The input –
--- START ---

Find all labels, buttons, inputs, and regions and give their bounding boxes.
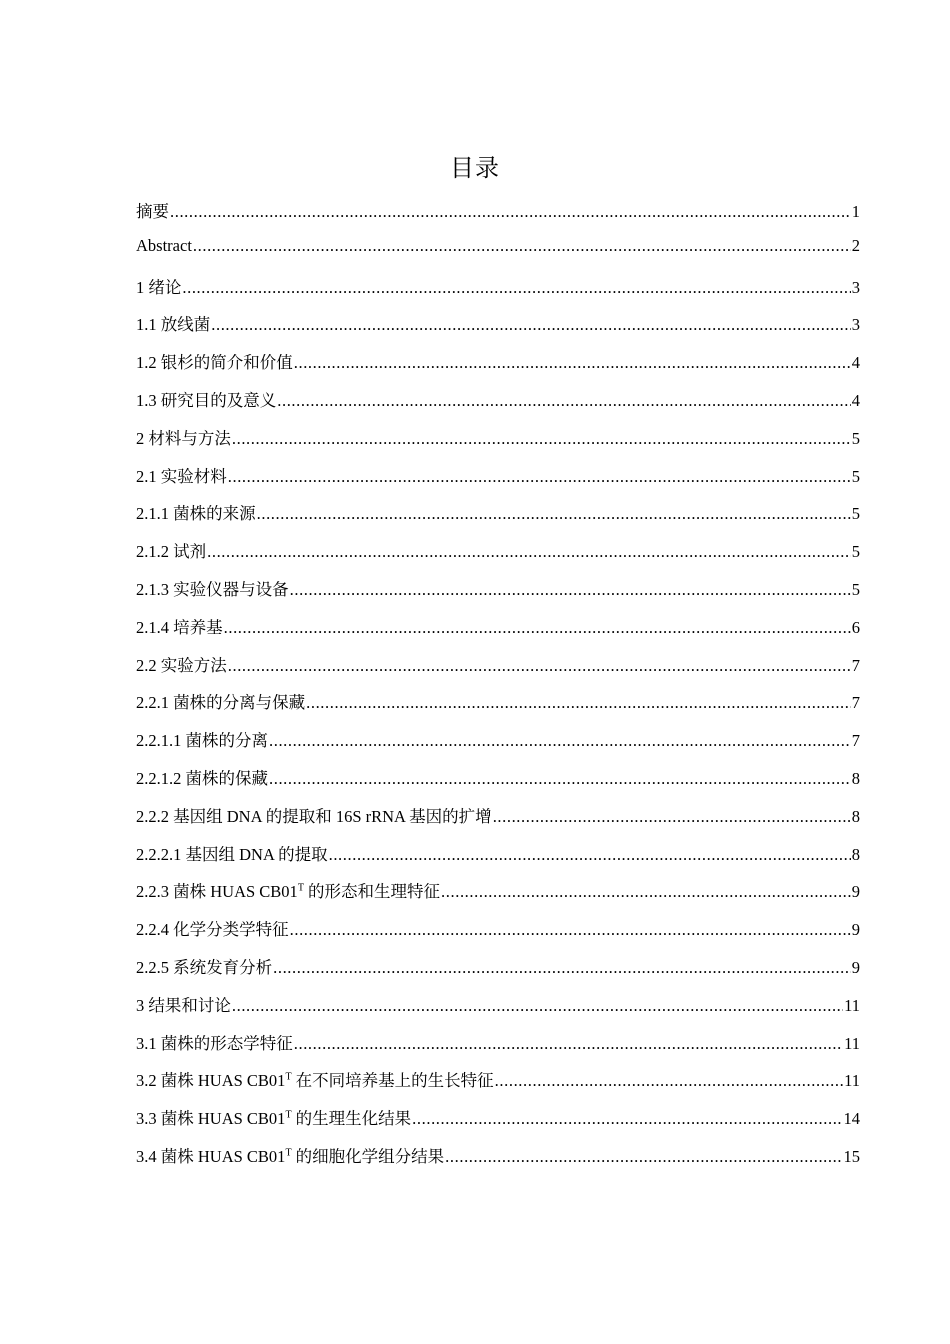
toc-page-number: 2 — [851, 235, 860, 255]
toc-dot-leader — [224, 618, 851, 638]
toc-dot-leader — [228, 467, 851, 487]
toc-dot-leader — [228, 656, 851, 676]
toc-entry[interactable] — [136, 916, 860, 954]
toc-page-number: 8 — [851, 768, 860, 788]
toc-page-number: 7 — [851, 655, 860, 675]
toc-page-number: 7 — [851, 731, 860, 751]
toc-entry[interactable] — [136, 463, 860, 501]
toc-entry[interactable] — [136, 803, 860, 841]
toc-entry-title: 2.2.1.1 菌株的分离 — [136, 731, 268, 751]
toc-entry[interactable] — [136, 689, 860, 727]
toc-page-number: 9 — [851, 882, 860, 902]
toc-page-number: 3 — [851, 277, 860, 297]
toc-entry-title: 2.1 实验材料 — [136, 466, 227, 486]
toc-dot-leader — [329, 845, 851, 865]
toc-entry[interactable] — [136, 1105, 860, 1143]
toc-page-number: 11 — [844, 1033, 860, 1053]
toc-entry-title: 2.1.4 培养基 — [136, 617, 223, 637]
toc-dot-leader — [269, 731, 851, 751]
toc-entry[interactable] — [136, 198, 860, 236]
toc-entry-title: 3.3 菌株 HUAS $CB01^T$ 的生理生化结果 — [136, 1109, 412, 1129]
toc-page-number: 1 — [851, 202, 860, 221]
toc-dot-leader — [412, 1109, 842, 1129]
toc-entry-title: 2.1.1 菌株的来源 — [136, 504, 256, 524]
toc-entry-title: 3.4 菌株 HUAS $CB01^T$ 的细胞化学组分结果 — [136, 1146, 445, 1166]
toc-entry-title: 2.2.5 系统发育分析 — [136, 957, 273, 977]
toc-entry[interactable] — [136, 387, 860, 425]
toc-entry[interactable] — [136, 841, 860, 879]
toc-page-number: 5 — [851, 466, 860, 486]
toc-entry[interactable] — [136, 236, 860, 274]
toc-dot-leader — [445, 1147, 842, 1167]
toc-dot-leader — [306, 693, 851, 713]
toc-entry[interactable] — [136, 1067, 860, 1105]
toc-list — [136, 198, 860, 1181]
toc-dot-leader — [269, 769, 851, 789]
toc-page-number: 5 — [851, 579, 860, 599]
toc-entry-title: Abstract — [136, 235, 192, 255]
toc-dot-leader — [232, 996, 843, 1016]
toc-entry[interactable] — [136, 992, 860, 1030]
toc-entry[interactable] — [136, 1030, 860, 1068]
toc-entry-title: 1.3 研究目的及意义 — [136, 390, 277, 410]
toc-dot-leader — [290, 580, 851, 600]
toc-page-number: 8 — [851, 806, 860, 826]
toc-entry-title: 2.2.2.1 基因组 DNA 的提取 — [136, 844, 328, 864]
toc-entry[interactable] — [136, 500, 860, 538]
toc-entry[interactable] — [136, 274, 860, 312]
toc-entry[interactable] — [136, 1143, 860, 1181]
toc-page-number: 11 — [844, 995, 860, 1015]
toc-dot-leader — [193, 236, 851, 256]
toc-entry[interactable] — [136, 576, 860, 614]
toc-entry[interactable] — [136, 652, 860, 690]
toc-entry[interactable] — [136, 727, 860, 765]
toc-page-number: 14 — [843, 1109, 860, 1129]
toc-page-number: 8 — [851, 844, 860, 864]
toc-entry[interactable] — [136, 878, 860, 916]
toc-page-number: 15 — [843, 1146, 860, 1166]
toc-entry-title: 2.1.2 试剂 — [136, 542, 207, 562]
toc-entry-title: 2.2.2 基因组 DNA 的提取和 16S rRNA 基因的扩增 — [136, 806, 492, 826]
toc-entry[interactable] — [136, 765, 860, 803]
toc-dot-leader — [493, 807, 851, 827]
toc-dot-leader — [211, 315, 851, 335]
toc-entry-title: 1.2 银杉的简介和价值 — [136, 353, 293, 373]
toc-page-number: 5 — [851, 428, 860, 448]
toc-dot-leader — [290, 920, 851, 940]
toc-entry[interactable] — [136, 349, 860, 387]
toc-entry-title: 2.2 实验方法 — [136, 655, 227, 675]
toc-entry[interactable] — [136, 311, 860, 349]
toc-dot-leader — [170, 202, 851, 222]
toc-dot-leader — [232, 429, 851, 449]
toc-entry[interactable] — [136, 614, 860, 652]
toc-page-number: 5 — [851, 542, 860, 562]
toc-entry-title: 2 材料与方法 — [136, 428, 231, 448]
toc-dot-leader — [277, 391, 851, 411]
toc-entry-title: 3 结果和讨论 — [136, 995, 231, 1015]
toc-page-number: 5 — [851, 504, 860, 524]
toc-entry-title: 3.1 菌株的形态学特征 — [136, 1033, 293, 1053]
toc-entry[interactable] — [136, 538, 860, 576]
toc-dot-leader — [294, 353, 851, 373]
toc-entry[interactable] — [136, 425, 860, 463]
toc-entry-title: 2.2.4 化学分类学特征 — [136, 920, 289, 940]
toc-entry-title: 2.2.1 菌株的分离与保藏 — [136, 693, 306, 713]
toc-page-number: 4 — [851, 353, 860, 373]
toc-entry-title: 2.2.3 菌株 HUAS $CB01^T$ 的形态和生理特征 — [136, 882, 441, 902]
toc-page-number: 7 — [851, 693, 860, 713]
toc-dot-leader — [182, 278, 850, 298]
toc-page-number: 9 — [851, 957, 860, 977]
toc-dot-leader — [207, 542, 851, 562]
toc-entry[interactable] — [136, 954, 860, 992]
toc-page-number: 11 — [844, 1071, 860, 1091]
toc-entry-title: 1.1 放线菌 — [136, 315, 211, 335]
toc-page-number: 9 — [851, 920, 860, 940]
toc-entry-title: 3.2 菌株 HUAS $CB01^T$ 在不同培养基上的生长特征 — [136, 1071, 494, 1091]
toc-page-number: 6 — [851, 617, 860, 637]
toc-dot-leader — [495, 1071, 843, 1091]
toc-dot-leader — [441, 882, 851, 902]
toc-dot-leader — [273, 958, 851, 978]
toc-title: 目录 — [450, 154, 500, 182]
toc-entry-title: 2.1.3 实验仪器与设备 — [136, 579, 289, 599]
toc-entry-title: 2.2.1.2 菌株的保藏 — [136, 768, 268, 788]
toc-dot-leader — [294, 1034, 843, 1054]
toc-entry-title: 摘要 — [136, 202, 169, 221]
toc-page-number: 4 — [851, 390, 860, 410]
toc-dot-leader — [257, 504, 851, 524]
toc-entry-title: 1 绪论 — [136, 277, 182, 297]
toc-page-number: 3 — [851, 315, 860, 335]
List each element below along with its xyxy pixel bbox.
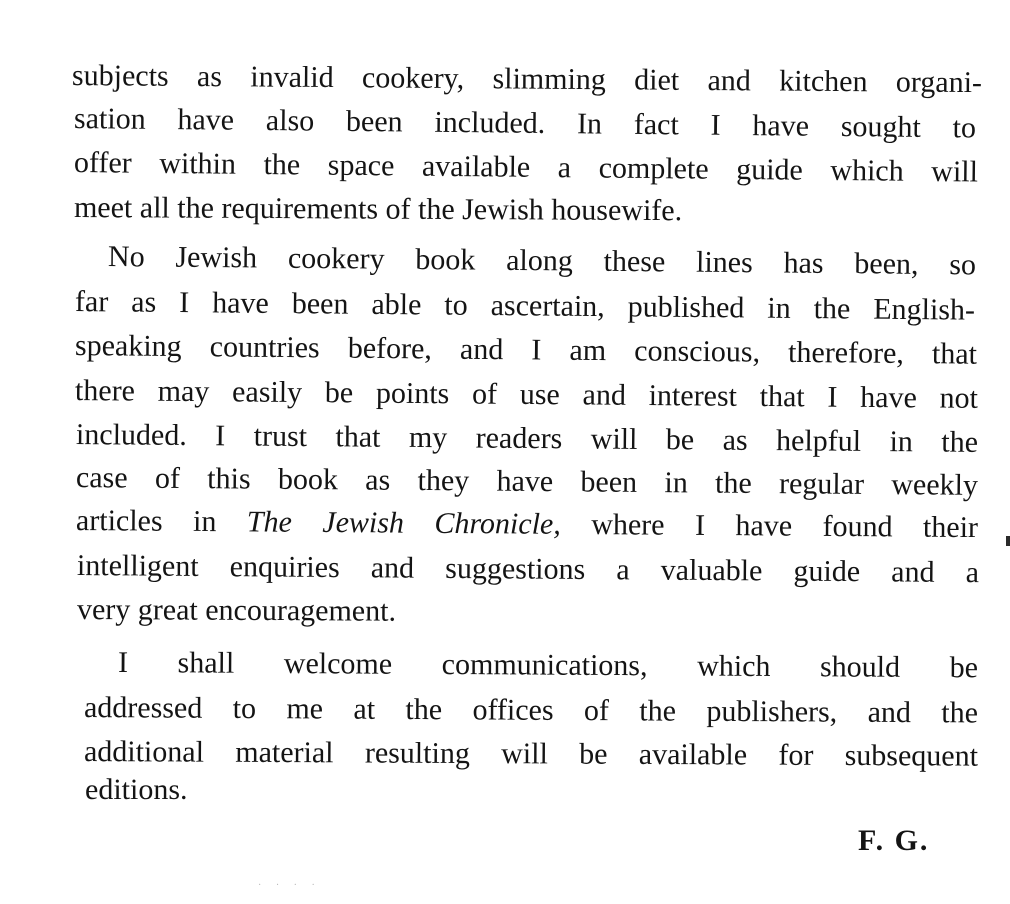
text-line: case of this book as they have been in the regular weekly (75, 461, 979, 502)
text-line: subjects as invalid cookery, slimming diet and kitchen organi- (71, 59, 983, 100)
page-edge-mark (1006, 536, 1010, 546)
text-line: included. I trust that my readers will be as helpful in the (75, 418, 979, 459)
text-line: editions. (85, 773, 188, 806)
text-line: I shall welcome communications, which should be (117, 646, 979, 685)
text-line: addressed to me at the offices of the publishers, and the (83, 691, 979, 730)
scan-speck-marks: · · · · (258, 880, 321, 891)
text-line: very great encouragement. (76, 593, 397, 628)
text-line: meet all the requirements of the Jewish housewife. (73, 191, 683, 228)
text-line-with-italic-title (76, 503, 978, 546)
text-line: intelligent enquiries and suggestions a valuable guide and a (76, 549, 980, 590)
text-line: additional material resulting will be available for subsequent (83, 735, 979, 773)
text-line: far as I have been able to ascertain, published in the English- (74, 285, 976, 327)
text-line: sation have also been included. In fact I have sought to (73, 102, 977, 145)
text-before-title: articles in (75, 504, 248, 539)
text-line: No Jewish cookery book along these lines has been, so (107, 240, 977, 282)
signature-initials: F. G. (858, 824, 930, 857)
text-line: offer within the space available a complete guide which will (73, 146, 979, 189)
text-line: speaking countries before, and I am conscious, therefore, that (74, 329, 978, 371)
text-after-title: where I have found their (560, 507, 979, 545)
text-line: there may easily be points of use and interest that I have not (74, 374, 979, 415)
publication-title: The Jewish Chronicle, (246, 505, 561, 541)
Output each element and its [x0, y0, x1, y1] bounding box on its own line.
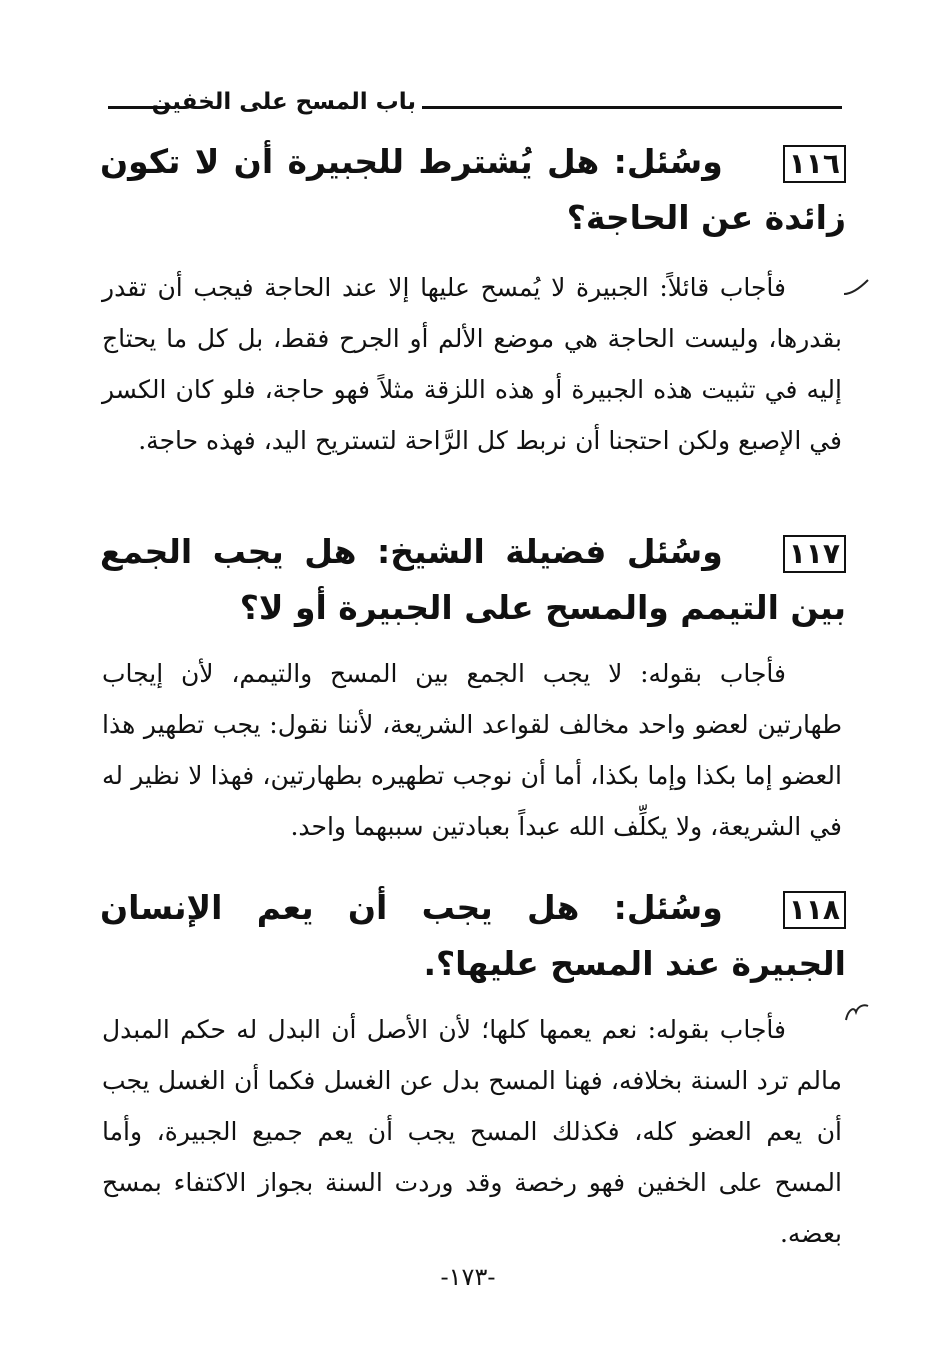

--- END ---

Written instruction – Copy every line of the data from the one containing "text-line: case of" down to the one containing "page-edge-mark (1006, 536, 1010, 546)", including both of those lines, without changing a character.

Result of this exercise –
text-line: case of this book as they have been in the regular weekly (75, 461, 979, 502)
text-line: subjects as invalid cookery, slimming diet and kitchen organi- (71, 59, 983, 100)
page-edge-mark (1006, 536, 1010, 546)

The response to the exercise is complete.